- **Items**
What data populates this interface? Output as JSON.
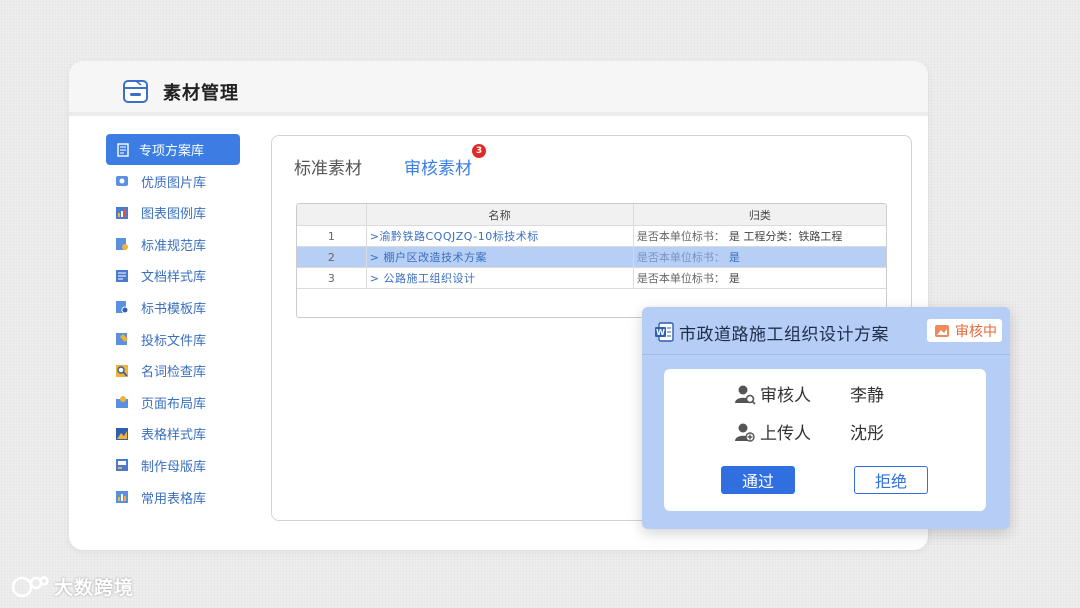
{
  "app": {
    "title": "素材管理"
  },
  "sidebar": {
    "items": [
      {
        "label": "专项方案库",
        "active": true
      },
      {
        "label": "优质图片库"
      },
      {
        "label": "图表图例库"
      },
      {
        "label": "标准规范库"
      },
      {
        "label": "文档样式库"
      },
      {
        "label": "标书模板库"
      },
      {
        "label": "投标文件库"
      },
      {
        "label": "名词检查库"
      },
      {
        "label": "页面布局库"
      },
      {
        "label": "表格样式库"
      },
      {
        "label": "制作母版库"
      },
      {
        "label": "常用表格库"
      }
    ]
  },
  "tabs": [
    {
      "label": "标准素材"
    },
    {
      "label": "审核素材",
      "active": true,
      "badge": "3"
    }
  ],
  "table": {
    "headers": [
      "",
      "名称",
      "归类"
    ],
    "rows": [
      {
        "no": "1",
        "name": ">渝黔铁路CQQJZQ-10标技术标",
        "category_prefix": "是否本单位标书：",
        "category_value": "是  工程分类：铁路工程"
      },
      {
        "no": "2",
        "name": "> 棚户区改造技术方案",
        "category_prefix": "是否本单位标书：",
        "category_value": "是",
        "selected": true
      },
      {
        "no": "3",
        "name": "> 公路施工组织设计",
        "category_prefix": "是否本单位标书：",
        "category_value": "是"
      }
    ]
  },
  "review_card": {
    "title": "市政道路施工组织设计方案",
    "status": "审核中",
    "reviewer_label": "审核人",
    "reviewer": "李静",
    "uploader_label": "上传人",
    "uploader": "沈彤",
    "approve_label": "通过",
    "reject_label": "拒绝"
  },
  "watermark": {
    "text": "大数跨境"
  },
  "colors": {
    "accent": "#3b7de3",
    "selected_row": "#b7cff4",
    "card_bg": "#b6cdf5",
    "status": "#e36a3a",
    "badge": "#e02a2a"
  }
}
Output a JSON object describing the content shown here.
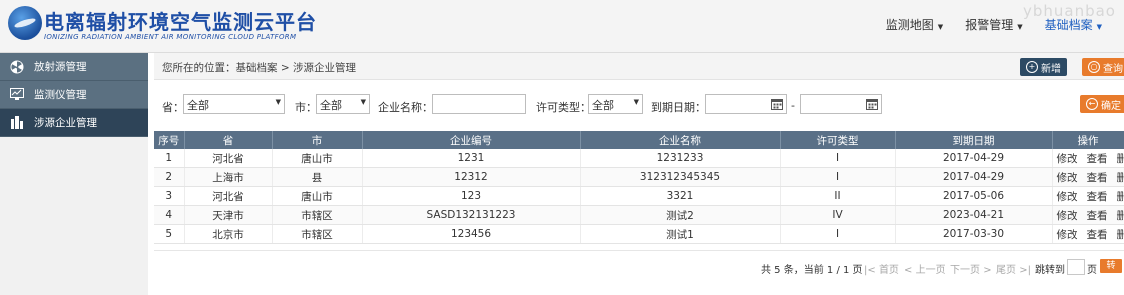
{
  "header": {
    "title": "电离辐射环境空气监测云平台",
    "subtitle": "IONIZING RADIATION AMBIENT AIR MONITORING CLOUD PLATFORM",
    "watermark": "ybhuanbao",
    "nav": [
      {
        "label": "监测地图",
        "active": false
      },
      {
        "label": "报警管理",
        "active": false
      },
      {
        "label": "基础档案",
        "active": true
      }
    ]
  },
  "sidebar": {
    "items": [
      {
        "label": "放射源管理",
        "icon": "radiation-icon",
        "active": false
      },
      {
        "label": "监测仪管理",
        "icon": "monitor-icon",
        "active": false
      },
      {
        "label": "涉源企业管理",
        "icon": "building-icon",
        "active": true
      }
    ]
  },
  "breadcrumb": "您所在的位置：基础档案 > 涉源企业管理",
  "toolbar": {
    "add_label": "新增",
    "query_label": "查询"
  },
  "filters": {
    "province_label": "省：",
    "province_value": "全部",
    "city_label": "市：",
    "city_value": "全部",
    "company_label": "企业名称：",
    "company_value": "",
    "license_label": "许可类型：",
    "license_value": "全部",
    "expiry_label": "到期日期：",
    "date_separator": "-",
    "confirm_label": "确定"
  },
  "table": {
    "columns": [
      "序号",
      "省",
      "市",
      "企业编号",
      "企业名称",
      "许可类型",
      "到期日期",
      "操作"
    ],
    "ops": [
      "修改",
      "查看",
      "删"
    ],
    "rows": [
      {
        "no": "1",
        "province": "河北省",
        "city": "唐山市",
        "code": "1231",
        "name": "1231233",
        "license": "I",
        "expiry": "2017-04-29"
      },
      {
        "no": "2",
        "province": "上海市",
        "city": "县",
        "code": "12312",
        "name": "312312345345",
        "license": "I",
        "expiry": "2017-04-29"
      },
      {
        "no": "3",
        "province": "河北省",
        "city": "唐山市",
        "code": "123",
        "name": "3321",
        "license": "II",
        "expiry": "2017-05-06"
      },
      {
        "no": "4",
        "province": "天津市",
        "city": "市辖区",
        "code": "SASD132131223",
        "name": "测试2",
        "license": "IV",
        "expiry": "2023-04-21"
      },
      {
        "no": "5",
        "province": "北京市",
        "city": "市辖区",
        "code": "123456",
        "name": "测试1",
        "license": "I",
        "expiry": "2017-03-30"
      }
    ]
  },
  "pager": {
    "summary": "共 5 条，当前 1 / 1 页",
    "first": "首页",
    "prev": "上一页",
    "next": "下一页",
    "last": "尾页",
    "jump_label": "跳转到",
    "page_unit": "页",
    "go_label": "转"
  },
  "colors": {
    "brand": "#1f4fa6",
    "sidebar": "#5b7081",
    "sidebar_active": "#2e4458",
    "table_header": "#5a7087",
    "accent": "#e87b2c",
    "add_button": "#2c4a64"
  }
}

- **What is being asked**
Print the listing above in full, exactly as written. Omit any pictures.

- **Answer to this exercise**
What data populates this interface? Output as JSON.
{
  "app": {
    "title": "素材管理"
  },
  "sidebar": {
    "items": [
      {
        "label": "专项方案库",
        "active": true
      },
      {
        "label": "优质图片库"
      },
      {
        "label": "图表图例库"
      },
      {
        "label": "标准规范库"
      },
      {
        "label": "文档样式库"
      },
      {
        "label": "标书模板库"
      },
      {
        "label": "投标文件库"
      },
      {
        "label": "名词检查库"
      },
      {
        "label": "页面布局库"
      },
      {
        "label": "表格样式库"
      },
      {
        "label": "制作母版库"
      },
      {
        "label": "常用表格库"
      }
    ]
  },
  "tabs": [
    {
      "label": "标准素材"
    },
    {
      "label": "审核素材",
      "active": true,
      "badge": "3"
    }
  ],
  "table": {
    "headers": [
      "",
      "名称",
      "归类"
    ],
    "rows": [
      {
        "no": "1",
        "name": ">渝黔铁路CQQJZQ-10标技术标",
        "category_prefix": "是否本单位标书：",
        "category_value": "是  工程分类：铁路工程"
      },
      {
        "no": "2",
        "name": "> 棚户区改造技术方案",
        "category_prefix": "是否本单位标书：",
        "category_value": "是",
        "selected": true
      },
      {
        "no": "3",
        "name": "> 公路施工组织设计",
        "category_prefix": "是否本单位标书：",
        "category_value": "是"
      }
    ]
  },
  "review_card": {
    "title": "市政道路施工组织设计方案",
    "status": "审核中",
    "reviewer_label": "审核人",
    "reviewer": "李静",
    "uploader_label": "上传人",
    "uploader": "沈彤",
    "approve_label": "通过",
    "reject_label": "拒绝"
  },
  "watermark": {
    "text": "大数跨境"
  },
  "colors": {
    "accent": "#3b7de3",
    "selected_row": "#b7cff4",
    "card_bg": "#b6cdf5",
    "status": "#e36a3a",
    "badge": "#e02a2a"
  }
}
Output a JSON object describing the content shown here.
{
  "header": {
    "title": "电离辐射环境空气监测云平台",
    "subtitle": "IONIZING RADIATION AMBIENT AIR MONITORING CLOUD PLATFORM",
    "watermark": "ybhuanbao",
    "nav": [
      {
        "label": "监测地图",
        "active": false
      },
      {
        "label": "报警管理",
        "active": false
      },
      {
        "label": "基础档案",
        "active": true
      }
    ]
  },
  "sidebar": {
    "items": [
      {
        "label": "放射源管理",
        "icon": "radiation-icon",
        "active": false
      },
      {
        "label": "监测仪管理",
        "icon": "monitor-icon",
        "active": false
      },
      {
        "label": "涉源企业管理",
        "icon": "building-icon",
        "active": true
      }
    ]
  },
  "breadcrumb": "您所在的位置：基础档案 > 涉源企业管理",
  "toolbar": {
    "add_label": "新增",
    "query_label": "查询"
  },
  "filters": {
    "province_label": "省：",
    "province_value": "全部",
    "city_label": "市：",
    "city_value": "全部",
    "company_label": "企业名称：",
    "company_value": "",
    "license_label": "许可类型：",
    "license_value": "全部",
    "expiry_label": "到期日期：",
    "date_separator": "-",
    "confirm_label": "确定"
  },
  "table": {
    "columns": [
      "序号",
      "省",
      "市",
      "企业编号",
      "企业名称",
      "许可类型",
      "到期日期",
      "操作"
    ],
    "ops": [
      "修改",
      "查看",
      "删"
    ],
    "rows": [
      {
        "no": "1",
        "province": "河北省",
        "city": "唐山市",
        "code": "1231",
        "name": "1231233",
        "license": "I",
        "expiry": "2017-04-29"
      },
      {
        "no": "2",
        "province": "上海市",
        "city": "县",
        "code": "12312",
        "name": "312312345345",
        "license": "I",
        "expiry": "2017-04-29"
      },
      {
        "no": "3",
        "province": "河北省",
        "city": "唐山市",
        "code": "123",
        "name": "3321",
        "license": "II",
        "expiry": "2017-05-06"
      },
      {
        "no": "4",
        "province": "天津市",
        "city": "市辖区",
        "code": "SASD132131223",
        "name": "测试2",
        "license": "IV",
        "expiry": "2023-04-21"
      },
      {
        "no": "5",
        "province": "北京市",
        "city": "市辖区",
        "code": "123456",
        "name": "测试1",
        "license": "I",
        "expiry": "2017-03-30"
      }
    ]
  },
  "pager": {
    "summary": "共 5 条，当前 1 / 1 页",
    "first": "首页",
    "prev": "上一页",
    "next": "下一页",
    "last": "尾页",
    "jump_label": "跳转到",
    "page_unit": "页",
    "go_label": "转"
  },
  "colors": {
    "brand": "#1f4fa6",
    "sidebar": "#5b7081",
    "sidebar_active": "#2e4458",
    "table_header": "#5a7087",
    "accent": "#e87b2c",
    "add_button": "#2c4a64"
  }
}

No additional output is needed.